Exercise description
Write the data out again exactly, with no pictures.

begin Provided material

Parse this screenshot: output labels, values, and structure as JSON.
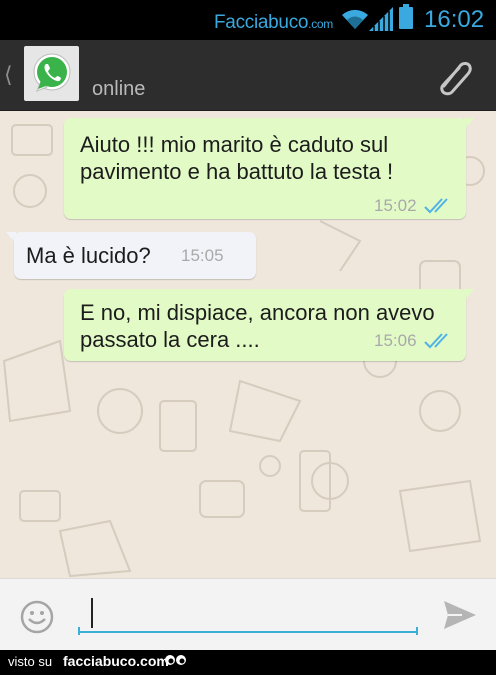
{
  "status_bar": {
    "brand": "Facciabuco",
    "brand_tld": ".com",
    "time": "16:02",
    "icons": [
      "wifi-icon",
      "signal-icon",
      "battery-icon"
    ],
    "accent_color": "#39a9e0"
  },
  "header": {
    "contact_status": "online",
    "avatar_icon": "whatsapp-logo-icon",
    "attach_icon": "paperclip-icon"
  },
  "messages": [
    {
      "direction": "outgoing",
      "text_lines": [
        "Aiuto !!! mio marito è caduto sul",
        "pavimento e ha battuto la testa !"
      ],
      "time": "15:02",
      "status": "read"
    },
    {
      "direction": "incoming",
      "text_lines": [
        "Ma è lucido?"
      ],
      "time": "15:05"
    },
    {
      "direction": "outgoing",
      "text_lines": [
        "E no, mi dispiace, ancora non avevo",
        "passato la cera ...."
      ],
      "time": "15:06",
      "status": "read"
    }
  ],
  "input_bar": {
    "value": "",
    "emoji_icon": "smiley-icon",
    "send_icon": "send-icon"
  },
  "footer": {
    "visto_su": "visto su",
    "site": "facciabuco.com"
  },
  "colors": {
    "outgoing_bubble": "#e2fbc6",
    "incoming_bubble": "#f1f3f8",
    "chat_background": "#efe7dc",
    "read_ticks": "#4fb3e6"
  }
}
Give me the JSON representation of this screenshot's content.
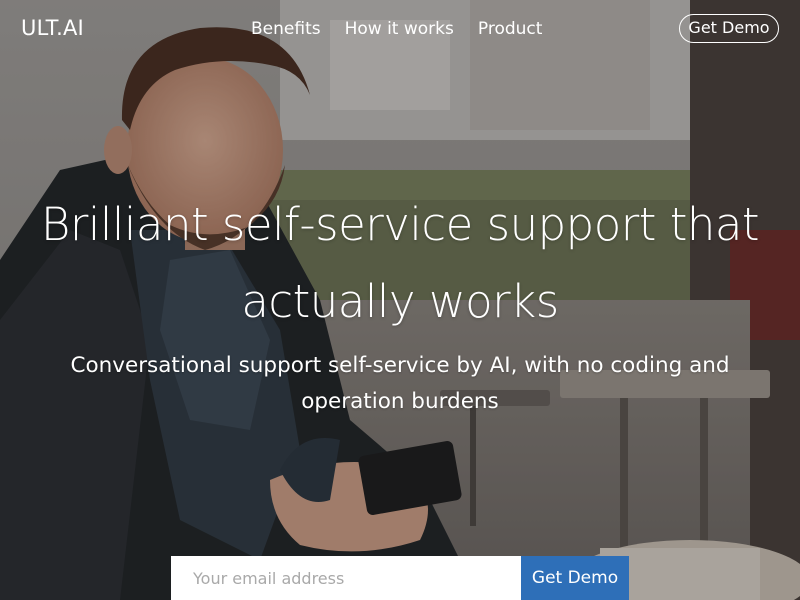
{
  "brand": {
    "logo_text": "ULT.AI"
  },
  "nav": {
    "links": [
      {
        "label": "Benefits"
      },
      {
        "label": "How it works"
      },
      {
        "label": "Product"
      }
    ],
    "cta_label": "Get Demo"
  },
  "hero": {
    "headline": "Brilliant self-service support that actually works",
    "subheadline": "Conversational support self-service by AI, with no coding and operation burdens",
    "background_image": "man-with-phone-cafe-photo"
  },
  "signup": {
    "email_placeholder": "Your email address",
    "submit_label": "Get Demo"
  },
  "colors": {
    "accent": "#2e6fb8",
    "text": "#ffffff",
    "input_background": "#ffffff",
    "placeholder": "#a9a9a9"
  }
}
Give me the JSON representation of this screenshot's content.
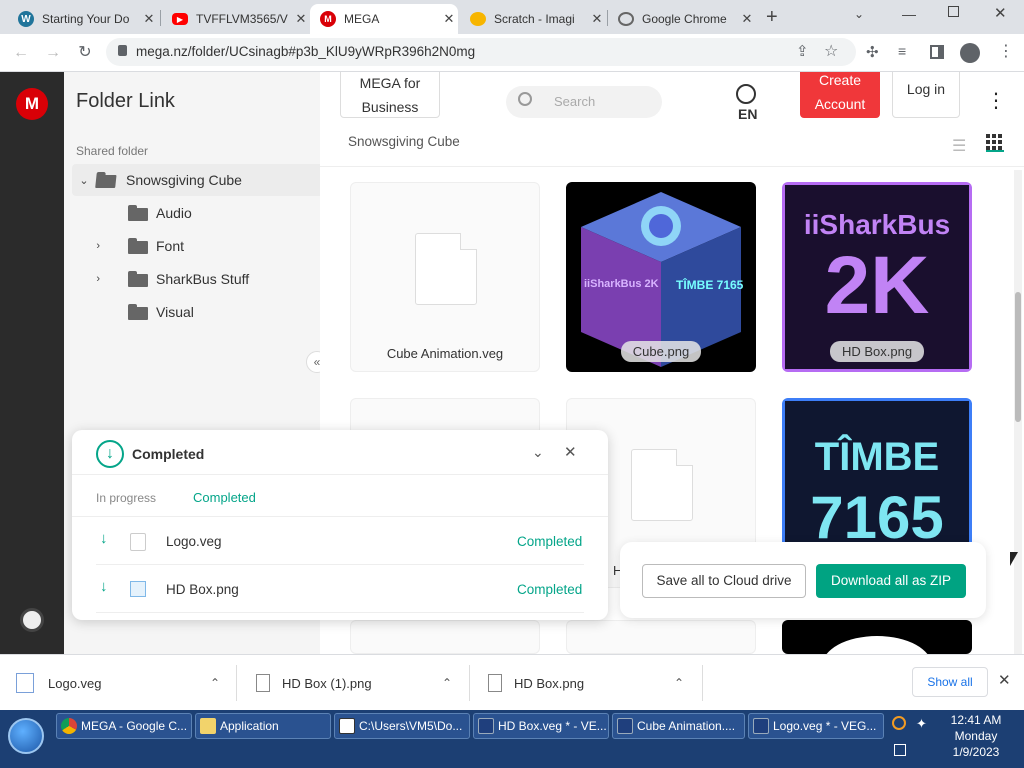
{
  "browser": {
    "tabs": [
      {
        "title": "Starting Your Do",
        "icon": "wordpress-icon"
      },
      {
        "title": "TVFFLVM3565/V",
        "icon": "youtube-icon"
      },
      {
        "title": "MEGA",
        "icon": "mega-icon"
      },
      {
        "title": "Scratch - Imagi",
        "icon": "scratch-icon"
      },
      {
        "title": "Google Chrome",
        "icon": "chrome-icon"
      }
    ],
    "url": "mega.nz/folder/UCsinagb#p3b_KlU9yWRpR396h2N0mg"
  },
  "header": {
    "business": "MEGA for Business",
    "search_placeholder": "Search",
    "language": "EN",
    "create_account": "Create Account",
    "login": "Log in"
  },
  "sidebar": {
    "title": "Folder Link",
    "section": "Shared folder",
    "root": "Snowsgiving Cube",
    "items": [
      {
        "label": "Audio",
        "expandable": false
      },
      {
        "label": "Font",
        "expandable": true
      },
      {
        "label": "SharkBus Stuff",
        "expandable": true
      },
      {
        "label": "Visual",
        "expandable": false
      }
    ]
  },
  "main": {
    "breadcrumb": "Snowsgiving Cube",
    "files": [
      {
        "name": "Cube Animation.veg"
      },
      {
        "name": "Cube.png",
        "text_left": "iiSharkBus 2K",
        "text_right": "TÎMBE 7165"
      },
      {
        "name": "HD Box.png",
        "text_top": "iiSharkBus",
        "text_big": "2K"
      },
      {
        "name": "",
        "text_top": "TÎMBE",
        "text_big": "7165"
      }
    ],
    "partial_label": "H"
  },
  "transfers": {
    "title": "Completed",
    "tab_in_progress": "In progress",
    "tab_completed": "Completed",
    "rows": [
      {
        "name": "Logo.veg",
        "status": "Completed"
      },
      {
        "name": "HD Box.png",
        "status": "Completed"
      }
    ]
  },
  "actions": {
    "save_cloud": "Save all to Cloud drive",
    "download_zip": "Download all as ZIP"
  },
  "downloads": {
    "items": [
      "Logo.veg",
      "HD Box (1).png",
      "HD Box.png"
    ],
    "show_all": "Show all"
  },
  "taskbar": {
    "items": [
      {
        "label": "MEGA - Google C...",
        "icon": "chrome-icon"
      },
      {
        "label": "Application",
        "icon": "folder-icon"
      },
      {
        "label": "C:\\Users\\VM5\\Do...",
        "icon": "7zip-icon"
      },
      {
        "label": "HD Box.veg * - VE...",
        "icon": "vegas-icon"
      },
      {
        "label": "Cube Animation....",
        "icon": "vegas-icon"
      },
      {
        "label": "Logo.veg * - VEG...",
        "icon": "vegas-icon"
      }
    ],
    "time": "12:41 AM",
    "day": "Monday",
    "date": "1/9/2023"
  },
  "colors": {
    "mega_red": "#d90007",
    "mega_red_button": "#f0373a",
    "teal": "#04a589",
    "teal_dark": "#00a382",
    "purple": "#b66cf3"
  }
}
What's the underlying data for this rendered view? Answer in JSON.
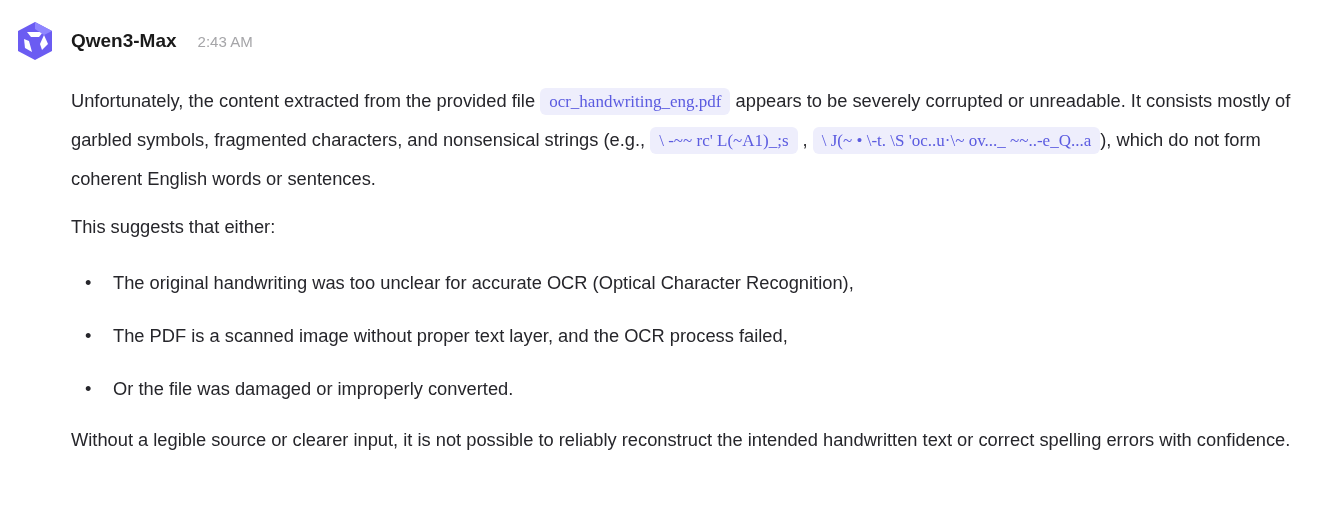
{
  "message": {
    "author": "Qwen3-Max",
    "time": "2:43 AM",
    "blocks": [
      {
        "kind": "paragraph",
        "segments": [
          {
            "kind": "text",
            "text": "Unfortunately, the content extracted from the provided file "
          },
          {
            "kind": "code",
            "text": "ocr_handwriting_eng.pdf"
          },
          {
            "kind": "text",
            "text": " appears to be severely corrupted or unreadable. It consists mostly of garbled symbols, fragmented characters, and nonsensical strings (e.g., "
          },
          {
            "kind": "code",
            "text": "\\ -~~ rc' L(~A1)_;s"
          },
          {
            "kind": "text",
            "text": " , "
          },
          {
            "kind": "code",
            "text": "\\ J(~ • \\-t. \\S 'oc..u·\\~ ov..._ ~~..-e_Q...a"
          },
          {
            "kind": "text",
            "text": "), which do not form coherent English words or sentences."
          }
        ]
      },
      {
        "kind": "paragraph",
        "segments": [
          {
            "kind": "text",
            "text": "This suggests that either:"
          }
        ]
      },
      {
        "kind": "list",
        "items": [
          {
            "bullet": "•",
            "text": "The original handwriting was too unclear for accurate OCR (Optical Character Recognition),"
          },
          {
            "bullet": "•",
            "text": "The PDF is a scanned image without proper text layer, and the OCR process failed,"
          },
          {
            "bullet": "•",
            "text": "Or the file was damaged or improperly converted."
          }
        ]
      },
      {
        "kind": "paragraph",
        "segments": [
          {
            "kind": "text",
            "text": "Without a legible source or clearer input, it is not possible to reliably reconstruct the intended handwritten text or correct spelling errors with confidence."
          }
        ]
      }
    ]
  }
}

end Provided material

Solved exercise
Parse this screenshot: output labels, values, and structure as JSON.
{
  "status_bar": {
    "brand": "Facciabuco",
    "brand_tld": ".com",
    "time": "16:02",
    "icons": [
      "wifi-icon",
      "signal-icon",
      "battery-icon"
    ],
    "accent_color": "#39a9e0"
  },
  "header": {
    "contact_status": "online",
    "avatar_icon": "whatsapp-logo-icon",
    "attach_icon": "paperclip-icon"
  },
  "messages": [
    {
      "direction": "outgoing",
      "text_lines": [
        "Aiuto !!! mio marito è caduto sul",
        "pavimento e ha battuto la testa !"
      ],
      "time": "15:02",
      "status": "read"
    },
    {
      "direction": "incoming",
      "text_lines": [
        "Ma è lucido?"
      ],
      "time": "15:05"
    },
    {
      "direction": "outgoing",
      "text_lines": [
        "E no, mi dispiace, ancora non avevo",
        "passato la cera ...."
      ],
      "time": "15:06",
      "status": "read"
    }
  ],
  "input_bar": {
    "value": "",
    "emoji_icon": "smiley-icon",
    "send_icon": "send-icon"
  },
  "footer": {
    "visto_su": "visto su",
    "site": "facciabuco.com"
  },
  "colors": {
    "outgoing_bubble": "#e2fbc6",
    "incoming_bubble": "#f1f3f8",
    "chat_background": "#efe7dc",
    "read_ticks": "#4fb3e6"
  }
}
Give me the JSON representation of this screenshot's content.
{
  "brand": {
    "logo_text": "ULT.AI"
  },
  "nav": {
    "links": [
      {
        "label": "Benefits"
      },
      {
        "label": "How it works"
      },
      {
        "label": "Product"
      }
    ],
    "cta_label": "Get Demo"
  },
  "hero": {
    "headline": "Brilliant self-service support that actually works",
    "subheadline": "Conversational support self-service by AI, with no coding and operation burdens",
    "background_image": "man-with-phone-cafe-photo"
  },
  "signup": {
    "email_placeholder": "Your email address",
    "submit_label": "Get Demo"
  },
  "colors": {
    "accent": "#2e6fb8",
    "text": "#ffffff",
    "input_background": "#ffffff",
    "placeholder": "#a9a9a9"
  }
}
Give me the JSON representation of this screenshot's content.
{
  "browser": {
    "tabs": [
      {
        "title": "Starting Your Do",
        "icon": "wordpress-icon"
      },
      {
        "title": "TVFFLVM3565/V",
        "icon": "youtube-icon"
      },
      {
        "title": "MEGA",
        "icon": "mega-icon"
      },
      {
        "title": "Scratch - Imagi",
        "icon": "scratch-icon"
      },
      {
        "title": "Google Chrome",
        "icon": "chrome-icon"
      }
    ],
    "url": "mega.nz/folder/UCsinagb#p3b_KlU9yWRpR396h2N0mg"
  },
  "header": {
    "business": "MEGA for Business",
    "search_placeholder": "Search",
    "language": "EN",
    "create_account": "Create Account",
    "login": "Log in"
  },
  "sidebar": {
    "title": "Folder Link",
    "section": "Shared folder",
    "root": "Snowsgiving Cube",
    "items": [
      {
        "label": "Audio",
        "expandable": false
      },
      {
        "label": "Font",
        "expandable": true
      },
      {
        "label": "SharkBus Stuff",
        "expandable": true
      },
      {
        "label": "Visual",
        "expandable": false
      }
    ]
  },
  "main": {
    "breadcrumb": "Snowsgiving Cube",
    "files": [
      {
        "name": "Cube Animation.veg"
      },
      {
        "name": "Cube.png",
        "text_left": "iiSharkBus 2K",
        "text_right": "TÎMBE 7165"
      },
      {
        "name": "HD Box.png",
        "text_top": "iiSharkBus",
        "text_big": "2K"
      },
      {
        "name": "",
        "text_top": "TÎMBE",
        "text_big": "7165"
      }
    ],
    "partial_label": "H"
  },
  "transfers": {
    "title": "Completed",
    "tab_in_progress": "In progress",
    "tab_completed": "Completed",
    "rows": [
      {
        "name": "Logo.veg",
        "status": "Completed"
      },
      {
        "name": "HD Box.png",
        "status": "Completed"
      }
    ]
  },
  "actions": {
    "save_cloud": "Save all to Cloud drive",
    "download_zip": "Download all as ZIP"
  },
  "downloads": {
    "items": [
      "Logo.veg",
      "HD Box (1).png",
      "HD Box.png"
    ],
    "show_all": "Show all"
  },
  "taskbar": {
    "items": [
      {
        "label": "MEGA - Google C...",
        "icon": "chrome-icon"
      },
      {
        "label": "Application",
        "icon": "folder-icon"
      },
      {
        "label": "C:\\Users\\VM5\\Do...",
        "icon": "7zip-icon"
      },
      {
        "label": "HD Box.veg * - VE...",
        "icon": "vegas-icon"
      },
      {
        "label": "Cube Animation....",
        "icon": "vegas-icon"
      },
      {
        "label": "Logo.veg * - VEG...",
        "icon": "vegas-icon"
      }
    ],
    "time": "12:41 AM",
    "day": "Monday",
    "date": "1/9/2023"
  },
  "colors": {
    "mega_red": "#d90007",
    "mega_red_button": "#f0373a",
    "teal": "#04a589",
    "teal_dark": "#00a382",
    "purple": "#b66cf3"
  }
}
What's the underlying data for this rendered view? Answer in JSON.
{
  "message": {
    "author": "Qwen3-Max",
    "time": "2:43 AM",
    "blocks": [
      {
        "kind": "paragraph",
        "segments": [
          {
            "kind": "text",
            "text": "Unfortunately, the content extracted from the provided file "
          },
          {
            "kind": "code",
            "text": "ocr_handwriting_eng.pdf"
          },
          {
            "kind": "text",
            "text": " appears to be severely corrupted or unreadable. It consists mostly of garbled symbols, fragmented characters, and nonsensical strings (e.g., "
          },
          {
            "kind": "code",
            "text": "\\ -~~ rc' L(~A1)_;s"
          },
          {
            "kind": "text",
            "text": " , "
          },
          {
            "kind": "code",
            "text": "\\ J(~ • \\-t. \\S 'oc..u·\\~ ov..._ ~~..-e_Q...a"
          },
          {
            "kind": "text",
            "text": "), which do not form coherent English words or sentences."
          }
        ]
      },
      {
        "kind": "paragraph",
        "segments": [
          {
            "kind": "text",
            "text": "This suggests that either:"
          }
        ]
      },
      {
        "kind": "list",
        "items": [
          {
            "bullet": "•",
            "text": "The original handwriting was too unclear for accurate OCR (Optical Character Recognition),"
          },
          {
            "bullet": "•",
            "text": "The PDF is a scanned image without proper text layer, and the OCR process failed,"
          },
          {
            "bullet": "•",
            "text": "Or the file was damaged or improperly converted."
          }
        ]
      },
      {
        "kind": "paragraph",
        "segments": [
          {
            "kind": "text",
            "text": "Without a legible source or clearer input, it is not possible to reliably reconstruct the intended handwritten text or correct spelling errors with confidence."
          }
        ]
      }
    ]
  }
}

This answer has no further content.